Element region listings:
● ● ● ●

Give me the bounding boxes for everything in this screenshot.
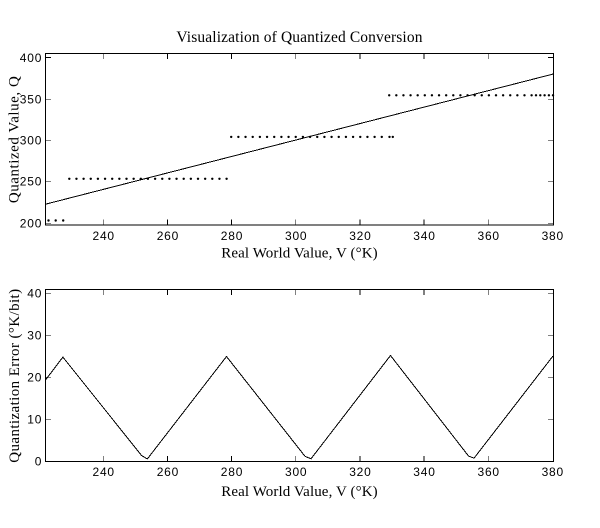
svg-text:320: 320 xyxy=(349,465,371,479)
svg-text:Quantization Error (°K/bit): Quantization Error (°K/bit) xyxy=(7,288,23,462)
svg-text:280: 280 xyxy=(221,465,243,479)
svg-text:360: 360 xyxy=(477,465,499,479)
svg-text:Visualization of Quantized Con: Visualization of Quantized Conversion xyxy=(176,29,422,46)
svg-text:340: 340 xyxy=(413,465,435,479)
svg-text:260: 260 xyxy=(157,229,179,243)
svg-text:250: 250 xyxy=(20,175,42,189)
svg-text:Real World Value, V (°K): Real World Value, V (°K) xyxy=(221,246,377,262)
svg-text:300: 300 xyxy=(285,229,307,243)
svg-text:20: 20 xyxy=(27,371,42,385)
svg-text:240: 240 xyxy=(92,465,114,479)
svg-text:380: 380 xyxy=(542,229,564,243)
svg-text:300: 300 xyxy=(285,465,307,479)
svg-text:Quantized Value, Q: Quantized Value, Q xyxy=(7,76,23,204)
svg-text:200: 200 xyxy=(20,217,42,231)
svg-text:0: 0 xyxy=(35,455,42,469)
svg-text:340: 340 xyxy=(413,229,435,243)
svg-text:260: 260 xyxy=(157,465,179,479)
svg-text:30: 30 xyxy=(27,329,42,343)
svg-text:380: 380 xyxy=(542,465,564,479)
svg-text:40: 40 xyxy=(27,287,42,301)
svg-text:360: 360 xyxy=(477,229,499,243)
svg-text:300: 300 xyxy=(20,134,42,148)
svg-text:280: 280 xyxy=(221,229,243,243)
svg-text:240: 240 xyxy=(92,229,114,243)
svg-text:10: 10 xyxy=(27,413,42,427)
svg-text:350: 350 xyxy=(20,93,42,107)
svg-text:Real World Value, V (°K): Real World Value, V (°K) xyxy=(221,484,377,500)
svg-text:320: 320 xyxy=(349,229,371,243)
svg-text:400: 400 xyxy=(20,51,42,65)
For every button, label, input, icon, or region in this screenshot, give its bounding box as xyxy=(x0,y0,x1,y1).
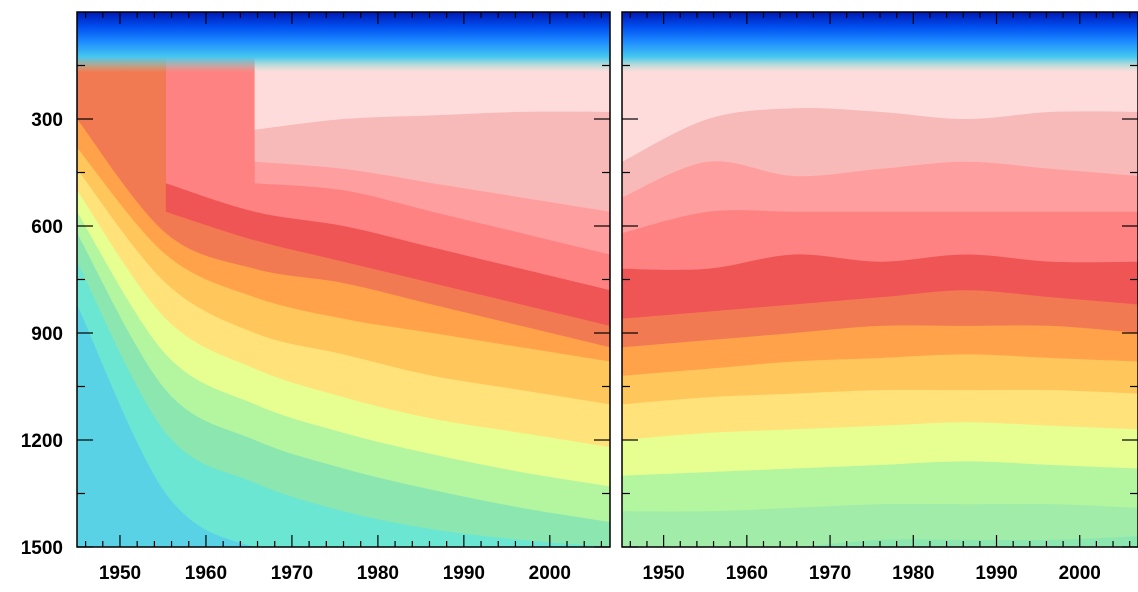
x-tick-label: 1950 xyxy=(99,563,141,584)
x-tick-label: 1960 xyxy=(185,563,227,584)
x-tick-label: 1980 xyxy=(357,563,399,584)
y-tick-label: 900 xyxy=(31,324,63,345)
x-tick-label: 1950 xyxy=(642,563,684,584)
x-tick-label: 1970 xyxy=(271,563,313,584)
y-tick-label: 600 xyxy=(31,217,63,238)
x-tick-label: 1970 xyxy=(809,563,851,584)
y-tick-label: 1500 xyxy=(21,538,63,559)
x-axis: 1950 1960 1970 1980 1990 2000 xyxy=(629,12,1131,584)
x-tick-label: 1960 xyxy=(726,563,768,584)
x-tick-label: 1980 xyxy=(892,563,934,584)
y-axis: 300 600 900 1200 1500 xyxy=(21,64,610,559)
x-tick-label: 2000 xyxy=(529,563,571,584)
x-axis: 1950 1960 1970 1980 1990 2000 xyxy=(84,12,603,584)
y-axis xyxy=(622,64,1138,548)
y-tick-label: 1200 xyxy=(21,431,63,452)
right-panel: 1950 1960 1970 1980 1990 2000 xyxy=(621,11,1138,584)
y-tick-label: 300 xyxy=(31,110,63,131)
x-tick-label: 1990 xyxy=(443,563,485,584)
surface-layer xyxy=(77,12,610,72)
surface-layer xyxy=(622,12,1138,72)
x-tick-label: 1990 xyxy=(975,563,1017,584)
left-panel: 1950 1960 1970 1980 1990 2000 300 600 900 1200 150… xyxy=(21,11,611,584)
x-tick-label: 2000 xyxy=(1059,563,1101,584)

● ● ● ●

Rewrite every line of the records above as a JSON list of strings, one string per line, leaving out blank lines and the picture lines.

[
  "Give me the bounding boxes for everything in this screenshot.",
  "svg-text:320: 320 xyxy=(349,465,371,479)",
  "svg-text:Quantization Error (°K/bit): Quantization Error (°K/bit) xyxy=(7,288,23,462)",
  "svg-text:280: 280 xyxy=(221,465,243,479)",
  "svg-text:360: 360 xyxy=(477,465,499,479)",
  "svg-text:Visualization of Quantized Con: Visualization of Quantized Conversion xyxy=(176,29,422,46)",
  "svg-text:340: 340 xyxy=(413,465,435,479)",
  "svg-text:260: 260 xyxy=(157,229,179,243)",
  "svg-text:250: 250 xyxy=(20,175,42,189)",
  "svg-text:Real World Value, V (°K): Real World Value, V (°K) xyxy=(221,246,377,262)",
  "svg-text:300: 300 xyxy=(285,229,307,243)",
  "svg-text:20: 20 xyxy=(27,371,42,385)",
  "svg-text:240: 240 xyxy=(92,465,114,479)",
  "svg-text:380: 380 xyxy=(542,229,564,243)",
  "svg-text:300: 300 xyxy=(285,465,307,479)",
  "svg-text:Quantized Value, Q: Quantized Value, Q xyxy=(7,76,23,204)",
  "svg-text:200: 200 xyxy=(20,217,42,231)",
  "svg-text:0: 0 xyxy=(35,455,42,469)",
  "svg-text:340: 340 xyxy=(413,229,435,243)",
  "svg-text:260: 260 xyxy=(157,465,179,479)",
  "svg-text:30: 30 xyxy=(27,329,42,343)",
  "svg-text:380: 380 xyxy=(542,465,564,479)",
  "svg-text:40: 40 xyxy=(27,287,42,301)",
  "svg-text:360: 360 xyxy=(477,229,499,243)",
  "svg-text:300: 300 xyxy=(20,134,42,148)",
  "svg-text:280: 280 xyxy=(221,229,243,243)",
  "svg-text:240: 240 xyxy=(92,229,114,243)",
  "svg-text:10: 10 xyxy=(27,413,42,427)",
  "svg-text:350: 350 xyxy=(20,93,42,107)",
  "svg-text:Real World Value, V (°K): Real World Value, V (°K) xyxy=(221,484,377,500)",
  "svg-text:320: 320 xyxy=(349,229,371,243)",
  "svg-text:400: 400 xyxy=(20,51,42,65)",
  "For every button, label, input, icon, or region in this screenshot, give its bounding box as xyxy=(x0,y0,x1,y1).",
  "x-tick-label: 1950 xyxy=(99,563,141,584)",
  "x-tick-label: 1960 xyxy=(185,563,227,584)",
  "x-tick-label: 1980 xyxy=(357,563,399,584)",
  "y-tick-label: 900 xyxy=(31,324,63,345)",
  "x-tick-label: 1950 xyxy=(642,563,684,584)",
  "x-tick-label: 1970 xyxy=(271,563,313,584)",
  "y-tick-label: 600 xyxy=(31,217,63,238)",
  "x-tick-label: 1970 xyxy=(809,563,851,584)",
  "y-tick-label: 1500 xyxy=(21,538,63,559)",
  "x-axis: 1950 1960 1970 1980 1990 2000 xyxy=(629,12,1131,584)",
  "x-tick-label: 1960 xyxy=(726,563,768,584)",
  "x-tick-label: 1980 xyxy=(892,563,934,584)",
  "y-axis: 300 600 900 1200 1500 xyxy=(21,64,610,559)",
  "x-tick-label: 2000 xyxy=(529,563,571,584)",
  "x-axis: 1950 1960 1970 1980 1990 2000 xyxy=(84,12,603,584)",
  "y-axis xyxy=(622,64,1138,548)",
  "y-tick-label: 1200 xyxy=(21,431,63,452)",
  "right-panel: 1950 1960 1970 1980 1990 2000 xyxy=(621,11,1138,584)",
  "y-tick-label: 300 xyxy=(31,110,63,131)",
  "x-tick-label: 1990 xyxy=(443,563,485,584)",
  "surface-layer xyxy=(77,12,610,72)",
  "surface-layer xyxy=(622,12,1138,72)",
  "x-tick-label: 1990 xyxy=(975,563,1017,584)",
  "left-panel: 1950 1960 1970 1980 1990 2000 300 600 900 1200 150… xyxy=(21,11,611,584)",
  "x-tick-label: 2000 xyxy=(1059,563,1101,584)"
]